_WORK TO COMPLETE_
Pictures within the data are to be left out; everything else must be reproduced exactly.

_RECORDED DATA_
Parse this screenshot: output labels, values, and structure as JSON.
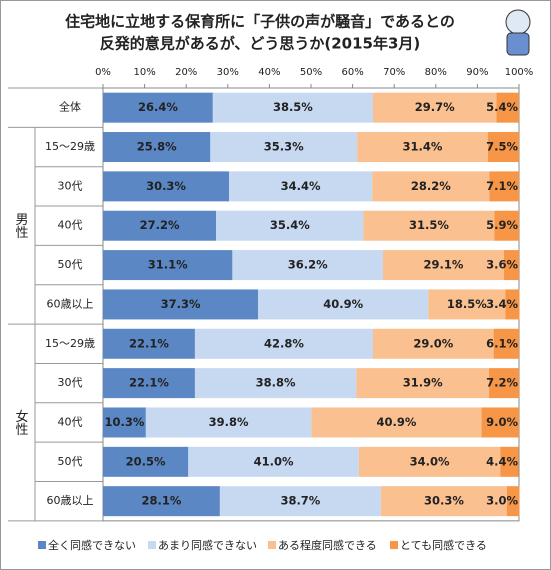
{
  "chart_data": {
    "type": "stacked_bar_horizontal",
    "title": [
      "住宅地に立地する保育所に「子供の声が騒音」であるとの",
      "反発的意見があるが、どう思うか(2015年3月)"
    ],
    "categories": [
      "全体",
      "15〜29歳",
      "30代",
      "40代",
      "50代",
      "60歳以上",
      "15〜29歳",
      "30代",
      "40代",
      "50代",
      "60歳以上"
    ],
    "group_labels": [
      "男性",
      "女性"
    ],
    "xlim": [
      0,
      100
    ],
    "xticks": [
      {
        "value": 0,
        "label": "0%"
      },
      {
        "value": 10,
        "label": "10%"
      },
      {
        "value": 20,
        "label": "20%"
      },
      {
        "value": 30,
        "label": "30%"
      },
      {
        "value": 40,
        "label": "40%"
      },
      {
        "value": 50,
        "label": "50%"
      },
      {
        "value": 60,
        "label": "60%"
      },
      {
        "value": 70,
        "label": "70%"
      },
      {
        "value": 80,
        "label": "80%"
      },
      {
        "value": 90,
        "label": "90%"
      },
      {
        "value": 100,
        "label": "100%"
      }
    ],
    "series": [
      {
        "name": "全く同感できない",
        "color": "#5b87c5",
        "values": [
          26.4,
          25.8,
          30.3,
          27.2,
          31.1,
          37.3,
          22.1,
          22.1,
          10.3,
          20.5,
          28.1
        ],
        "value_labels": [
          "26.4%",
          "25.8%",
          "30.3%",
          "27.2%",
          "31.1%",
          "37.3%",
          "22.1%",
          "22.1%",
          "10.3%",
          "20.5%",
          "28.1%"
        ]
      },
      {
        "name": "あまり同感できない",
        "color": "#c6d9f1",
        "values": [
          38.5,
          35.3,
          34.4,
          35.4,
          36.2,
          40.9,
          42.8,
          38.8,
          39.8,
          41.0,
          38.7
        ],
        "value_labels": [
          "38.5%",
          "35.3%",
          "34.4%",
          "35.4%",
          "36.2%",
          "40.9%",
          "42.8%",
          "38.8%",
          "39.8%",
          "41.0%",
          "38.7%"
        ]
      },
      {
        "name": "ある程度同感できる",
        "color": "#fac08f",
        "values": [
          29.7,
          31.4,
          28.2,
          31.5,
          29.1,
          18.5,
          29.0,
          31.9,
          40.9,
          34.0,
          30.3
        ],
        "value_labels": [
          "29.7%",
          "31.4%",
          "28.2%",
          "31.5%",
          "29.1%",
          "18.5%",
          "29.0%",
          "31.9%",
          "40.9%",
          "34.0%",
          "30.3%"
        ]
      },
      {
        "name": "とても同感できる",
        "color": "#f79646",
        "values": [
          5.4,
          7.5,
          7.1,
          5.9,
          3.6,
          3.4,
          6.1,
          7.2,
          9.0,
          4.4,
          3.0
        ],
        "value_labels": [
          "5.4%",
          "7.5%",
          "7.1%",
          "5.9%",
          "3.6%",
          "3.4%",
          "6.1%",
          "7.2%",
          "9.0%",
          "4.4%",
          "3.0%"
        ]
      }
    ]
  }
}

_RESPONSE TO THIS TASK_
Parse this screenshot: output labels, values, and structure as JSON.
{
  "chart_data": {
    "type": "stacked_bar_horizontal",
    "title": [
      "住宅地に立地する保育所に「子供の声が騒音」であるとの",
      "反発的意見があるが、どう思うか(2015年3月)"
    ],
    "categories": [
      "全体",
      "15〜29歳",
      "30代",
      "40代",
      "50代",
      "60歳以上",
      "15〜29歳",
      "30代",
      "40代",
      "50代",
      "60歳以上"
    ],
    "group_labels": [
      "男性",
      "女性"
    ],
    "xlim": [
      0,
      100
    ],
    "xticks": [
      {
        "value": 0,
        "label": "0%"
      },
      {
        "value": 10,
        "label": "10%"
      },
      {
        "value": 20,
        "label": "20%"
      },
      {
        "value": 30,
        "label": "30%"
      },
      {
        "value": 40,
        "label": "40%"
      },
      {
        "value": 50,
        "label": "50%"
      },
      {
        "value": 60,
        "label": "60%"
      },
      {
        "value": 70,
        "label": "70%"
      },
      {
        "value": 80,
        "label": "80%"
      },
      {
        "value": 90,
        "label": "90%"
      },
      {
        "value": 100,
        "label": "100%"
      }
    ],
    "series": [
      {
        "name": "全く同感できない",
        "color": "#5b87c5",
        "values": [
          26.4,
          25.8,
          30.3,
          27.2,
          31.1,
          37.3,
          22.1,
          22.1,
          10.3,
          20.5,
          28.1
        ],
        "value_labels": [
          "26.4%",
          "25.8%",
          "30.3%",
          "27.2%",
          "31.1%",
          "37.3%",
          "22.1%",
          "22.1%",
          "10.3%",
          "20.5%",
          "28.1%"
        ]
      },
      {
        "name": "あまり同感できない",
        "color": "#c6d9f1",
        "values": [
          38.5,
          35.3,
          34.4,
          35.4,
          36.2,
          40.9,
          42.8,
          38.8,
          39.8,
          41.0,
          38.7
        ],
        "value_labels": [
          "38.5%",
          "35.3%",
          "34.4%",
          "35.4%",
          "36.2%",
          "40.9%",
          "42.8%",
          "38.8%",
          "39.8%",
          "41.0%",
          "38.7%"
        ]
      },
      {
        "name": "ある程度同感できる",
        "color": "#fac08f",
        "values": [
          29.7,
          31.4,
          28.2,
          31.5,
          29.1,
          18.5,
          29.0,
          31.9,
          40.9,
          34.0,
          30.3
        ],
        "value_labels": [
          "29.7%",
          "31.4%",
          "28.2%",
          "31.5%",
          "29.1%",
          "18.5%",
          "29.0%",
          "31.9%",
          "40.9%",
          "34.0%",
          "30.3%"
        ]
      },
      {
        "name": "とても同感できる",
        "color": "#f79646",
        "values": [
          5.4,
          7.5,
          7.1,
          5.9,
          3.6,
          3.4,
          6.1,
          7.2,
          9.0,
          4.4,
          3.0
        ],
        "value_labels": [
          "5.4%",
          "7.5%",
          "7.1%",
          "5.9%",
          "3.6%",
          "3.4%",
          "6.1%",
          "7.2%",
          "9.0%",
          "4.4%",
          "3.0%"
        ]
      }
    ]
  }
}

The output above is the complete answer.